--- start STORED DATA ---

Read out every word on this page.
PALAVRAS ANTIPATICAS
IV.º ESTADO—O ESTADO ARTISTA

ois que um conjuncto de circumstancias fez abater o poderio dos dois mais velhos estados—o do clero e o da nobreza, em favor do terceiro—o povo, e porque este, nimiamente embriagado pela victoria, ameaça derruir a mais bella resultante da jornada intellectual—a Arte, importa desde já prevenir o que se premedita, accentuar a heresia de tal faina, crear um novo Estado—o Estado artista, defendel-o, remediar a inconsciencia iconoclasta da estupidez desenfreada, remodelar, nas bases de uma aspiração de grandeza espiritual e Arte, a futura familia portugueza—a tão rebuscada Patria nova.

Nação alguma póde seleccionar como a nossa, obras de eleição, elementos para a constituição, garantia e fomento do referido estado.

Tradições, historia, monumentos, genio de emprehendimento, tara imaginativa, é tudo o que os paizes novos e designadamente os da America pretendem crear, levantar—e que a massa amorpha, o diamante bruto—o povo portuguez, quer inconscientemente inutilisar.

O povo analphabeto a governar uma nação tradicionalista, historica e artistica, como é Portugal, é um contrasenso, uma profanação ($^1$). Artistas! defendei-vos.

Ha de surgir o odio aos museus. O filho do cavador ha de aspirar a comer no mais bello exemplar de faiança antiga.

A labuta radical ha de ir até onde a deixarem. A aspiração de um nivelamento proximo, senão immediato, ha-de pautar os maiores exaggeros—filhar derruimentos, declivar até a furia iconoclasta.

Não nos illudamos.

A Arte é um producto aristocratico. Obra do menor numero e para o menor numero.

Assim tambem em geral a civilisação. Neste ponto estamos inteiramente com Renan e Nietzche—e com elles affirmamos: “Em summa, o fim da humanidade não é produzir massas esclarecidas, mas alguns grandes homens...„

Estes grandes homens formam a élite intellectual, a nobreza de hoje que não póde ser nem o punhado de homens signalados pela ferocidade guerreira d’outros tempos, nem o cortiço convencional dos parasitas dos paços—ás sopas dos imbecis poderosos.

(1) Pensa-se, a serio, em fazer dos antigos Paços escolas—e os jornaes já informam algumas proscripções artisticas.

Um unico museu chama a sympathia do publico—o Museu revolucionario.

--- end STORED DATA ---

--- WHAT IS BEING ASKED ---
Where a line of the material above holds the string "como", copy that line.

--- SOLUTION TO THE EXERCISE ---
Nação alguma póde seleccionar como a nossa, obras de eleição, elementos para a constituição, garantia e fomento do referido estado.
O povo analphabeto a governar uma nação tradicionalista, historica e artistica, como é Portugal, é um contrasenso, uma profanação ($^1$). Artistas! defendei-vos.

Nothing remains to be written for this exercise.